*Task to complete:* Return the number of lines holding "this", with nothing added.

Figure data in JSON:
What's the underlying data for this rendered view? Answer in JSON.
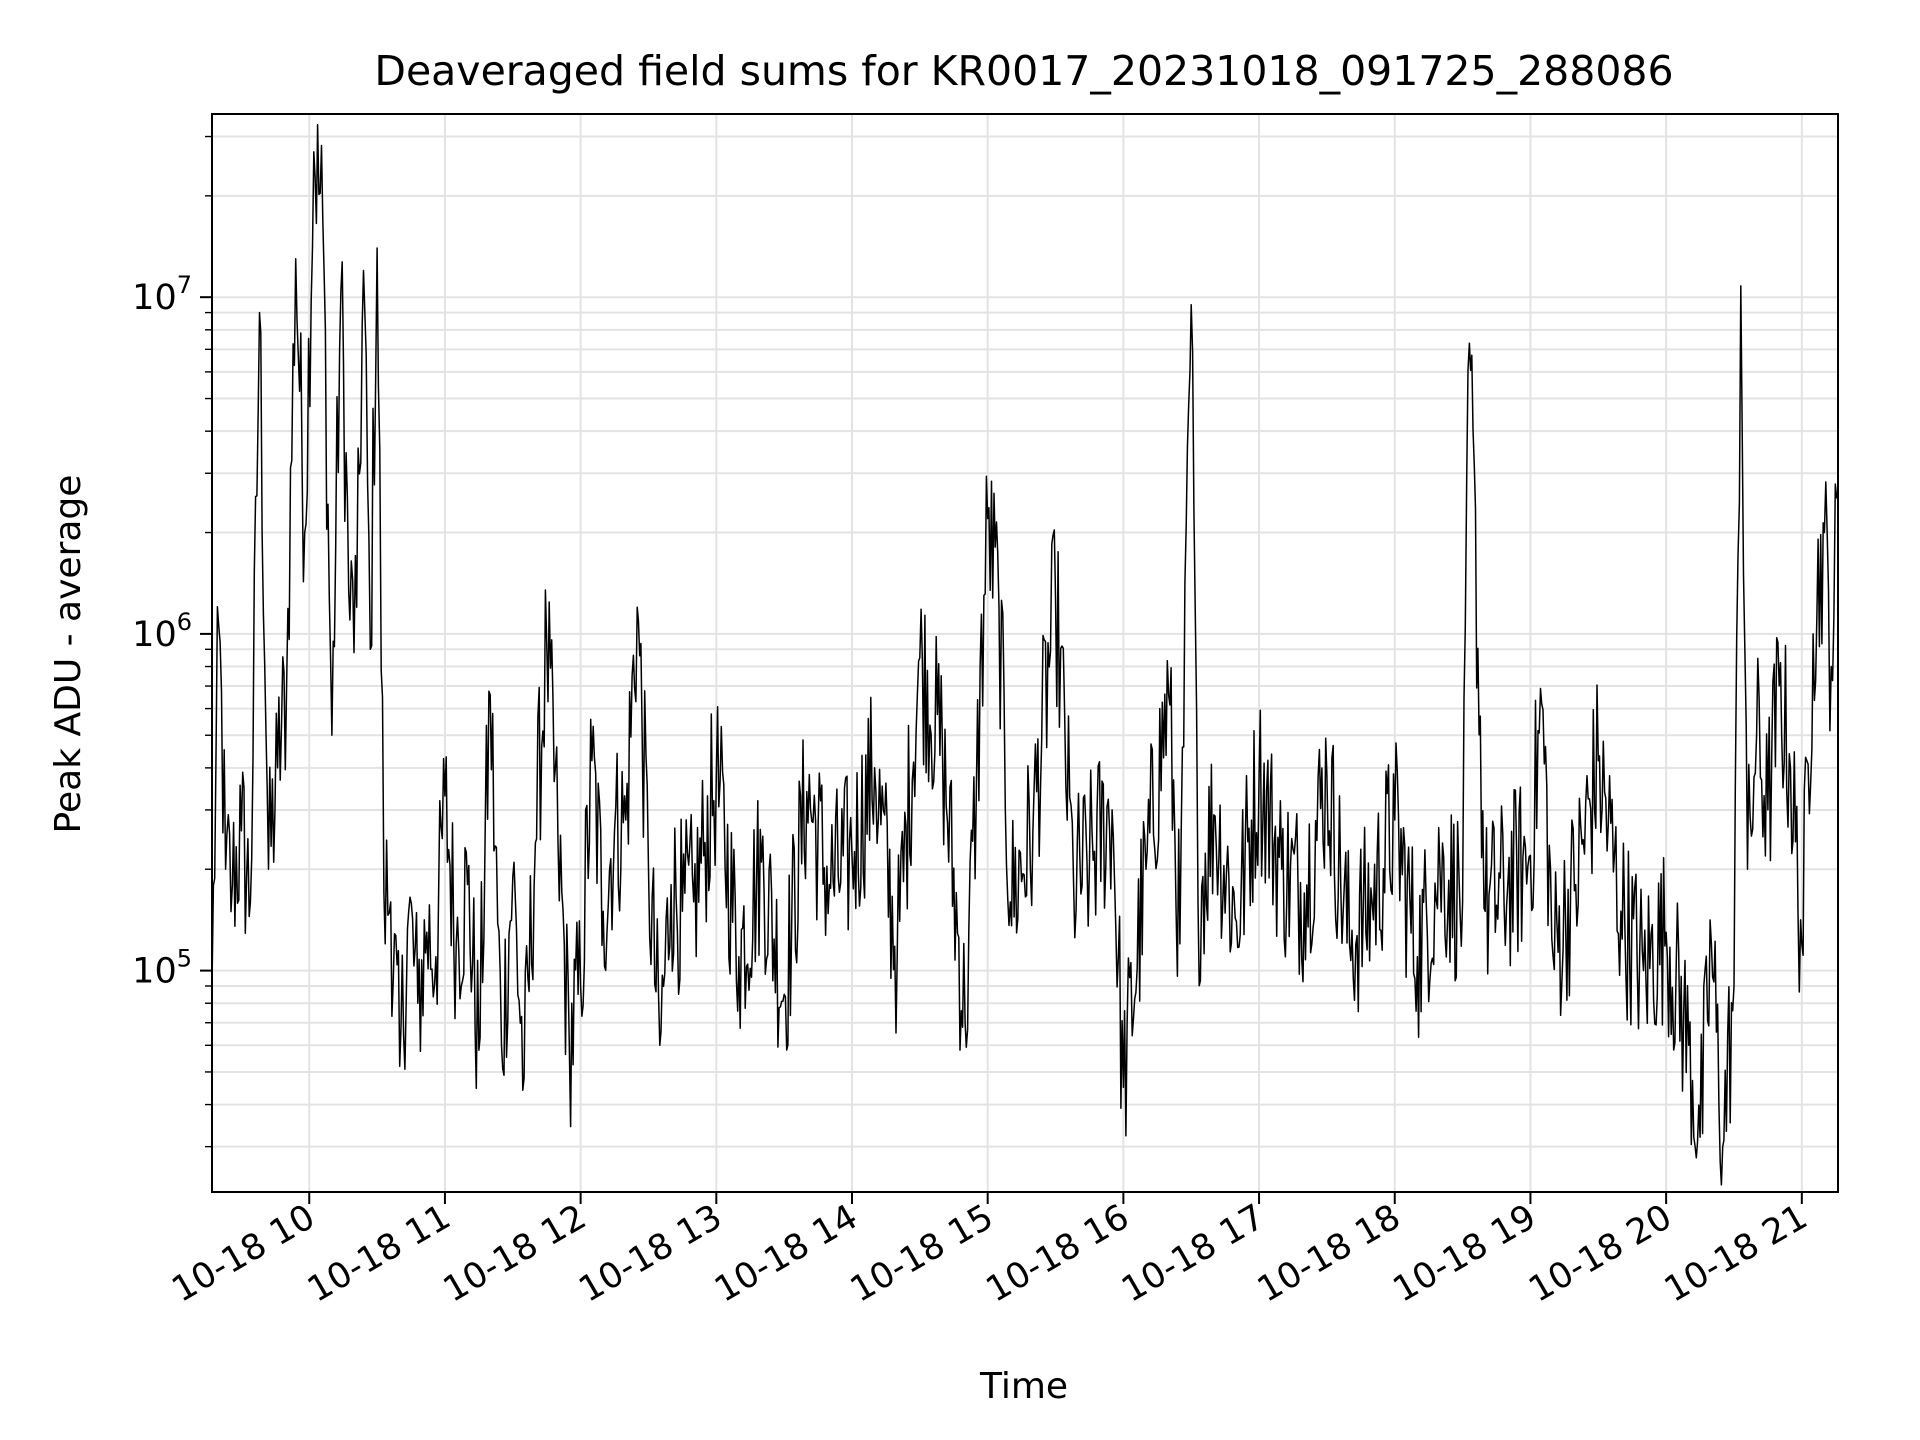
{
  "chart_data": {
    "type": "line",
    "title": "Deaveraged field sums for KR0017_20231018_091725_288086",
    "xlabel": "Time",
    "ylabel": "Peak ADU - average",
    "y_scale": "log",
    "x_range": [
      "10-18 09:17",
      "10-18 21:16"
    ],
    "ylim": [
      22000,
      35000000
    ],
    "grid": true,
    "line_color": "#000000",
    "x_ticks": [
      "10-18 10",
      "10-18 11",
      "10-18 12",
      "10-18 13",
      "10-18 14",
      "10-18 15",
      "10-18 16",
      "10-18 17",
      "10-18 18",
      "10-18 19",
      "10-18 20",
      "10-18 21"
    ],
    "y_ticks": [
      {
        "base": "10",
        "exp": "5",
        "value": 100000
      },
      {
        "base": "10",
        "exp": "6",
        "value": 1000000
      },
      {
        "base": "10",
        "exp": "7",
        "value": 10000000
      }
    ],
    "series": [
      {
        "x": [
          "10-18 09:17",
          "10-18 09:20",
          "10-18 09:23",
          "10-18 09:26",
          "10-18 09:30",
          "10-18 09:34",
          "10-18 09:38",
          "10-18 09:42",
          "10-18 09:46",
          "10-18 09:50",
          "10-18 09:54",
          "10-18 09:58",
          "10-18 10:02",
          "10-18 10:06",
          "10-18 10:10",
          "10-18 10:14",
          "10-18 10:18",
          "10-18 10:21",
          "10-18 10:24",
          "10-18 10:27",
          "10-18 10:30",
          "10-18 10:33",
          "10-18 10:36",
          "10-18 10:40",
          "10-18 10:44",
          "10-18 10:48",
          "10-18 10:52",
          "10-18 10:56",
          "10-18 11:00",
          "10-18 11:05",
          "10-18 11:10",
          "10-18 11:15",
          "10-18 11:20",
          "10-18 11:25",
          "10-18 11:30",
          "10-18 11:35",
          "10-18 11:40",
          "10-18 11:45",
          "10-18 11:50",
          "10-18 11:55",
          "10-18 12:00",
          "10-18 12:05",
          "10-18 12:10",
          "10-18 12:15",
          "10-18 12:20",
          "10-18 12:25",
          "10-18 12:30",
          "10-18 12:35",
          "10-18 12:40",
          "10-18 12:45",
          "10-18 12:50",
          "10-18 12:55",
          "10-18 13:00",
          "10-18 13:10",
          "10-18 13:20",
          "10-18 13:30",
          "10-18 13:40",
          "10-18 13:50",
          "10-18 14:00",
          "10-18 14:10",
          "10-18 14:20",
          "10-18 14:30",
          "10-18 14:40",
          "10-18 14:50",
          "10-18 14:55",
          "10-18 15:00",
          "10-18 15:05",
          "10-18 15:10",
          "10-18 15:20",
          "10-18 15:30",
          "10-18 15:38",
          "10-18 15:45",
          "10-18 15:55",
          "10-18 16:00",
          "10-18 16:10",
          "10-18 16:20",
          "10-18 16:25",
          "10-18 16:30",
          "10-18 16:33",
          "10-18 16:40",
          "10-18 16:50",
          "10-18 17:00",
          "10-18 17:10",
          "10-18 17:20",
          "10-18 17:30",
          "10-18 17:40",
          "10-18 17:50",
          "10-18 18:00",
          "10-18 18:10",
          "10-18 18:20",
          "10-18 18:30",
          "10-18 18:33",
          "10-18 18:40",
          "10-18 18:50",
          "10-18 19:00",
          "10-18 19:05",
          "10-18 19:10",
          "10-18 19:20",
          "10-18 19:30",
          "10-18 19:40",
          "10-18 19:50",
          "10-18 20:00",
          "10-18 20:10",
          "10-18 20:15",
          "10-18 20:20",
          "10-18 20:25",
          "10-18 20:30",
          "10-18 20:33",
          "10-18 20:36",
          "10-18 20:40",
          "10-18 20:45",
          "10-18 20:50",
          "10-18 20:55",
          "10-18 21:00",
          "10-18 21:05",
          "10-18 21:10",
          "10-18 21:13",
          "10-18 21:16"
        ],
        "values": [
          90000,
          1050000,
          200000,
          180000,
          260000,
          160000,
          9000000,
          200000,
          400000,
          700000,
          13000000,
          2000000,
          27000000,
          17000000,
          500000,
          10500000,
          1100000,
          1200000,
          12000000,
          900000,
          14000000,
          170000,
          160000,
          52000,
          150000,
          80000,
          130000,
          110000,
          330000,
          120000,
          180000,
          58000,
          660000,
          60000,
          190000,
          48000,
          240000,
          950000,
          240000,
          60000,
          90000,
          420000,
          150000,
          260000,
          280000,
          1200000,
          200000,
          60000,
          180000,
          150000,
          160000,
          240000,
          380000,
          110000,
          210000,
          85000,
          340000,
          180000,
          220000,
          400000,
          110000,
          850000,
          450000,
          70000,
          350000,
          2200000,
          1200000,
          160000,
          260000,
          1300000,
          180000,
          210000,
          300000,
          45000,
          200000,
          660000,
          120000,
          9500000,
          160000,
          290000,
          140000,
          380000,
          200000,
          170000,
          380000,
          120000,
          160000,
          280000,
          110000,
          200000,
          160000,
          7300000,
          150000,
          180000,
          220000,
          620000,
          110000,
          180000,
          420000,
          150000,
          100000,
          130000,
          60000,
          32000,
          120000,
          30000,
          90000,
          10800000,
          200000,
          500000,
          300000,
          700000,
          400000,
          120000,
          1000000,
          2000000,
          800000,
          2500000
        ]
      }
    ]
  }
}
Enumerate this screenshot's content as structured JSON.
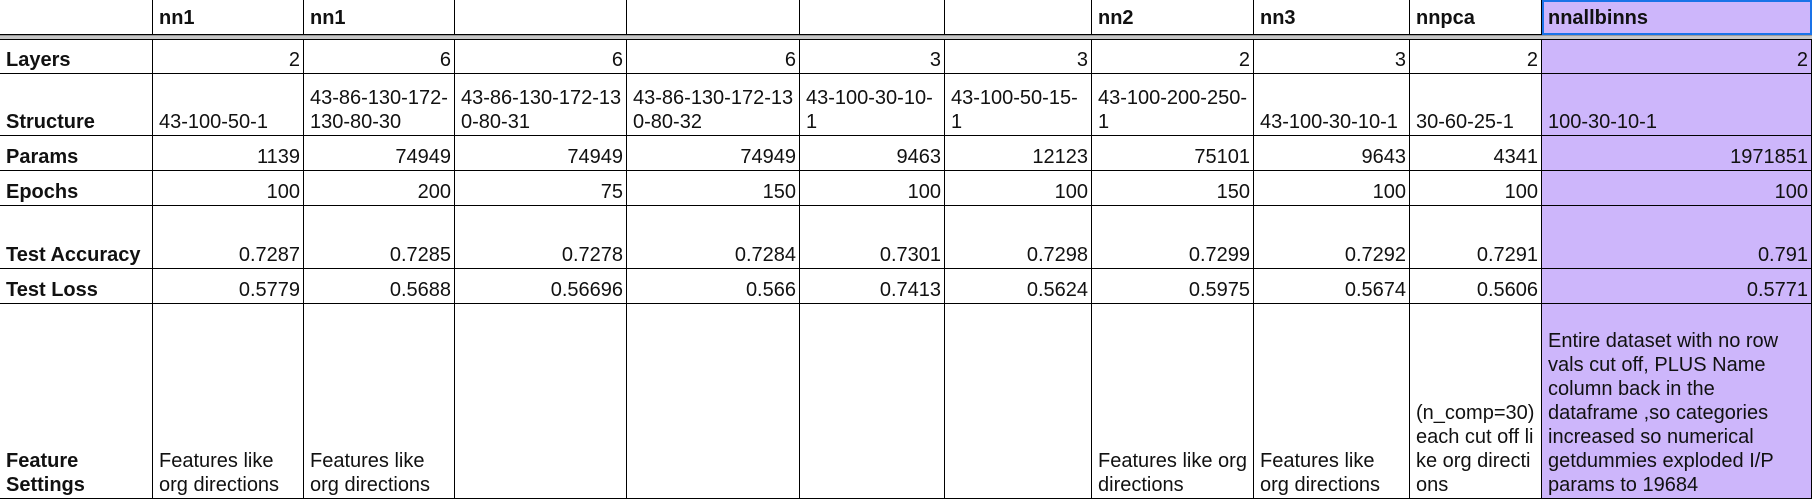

*Response to the task:* 2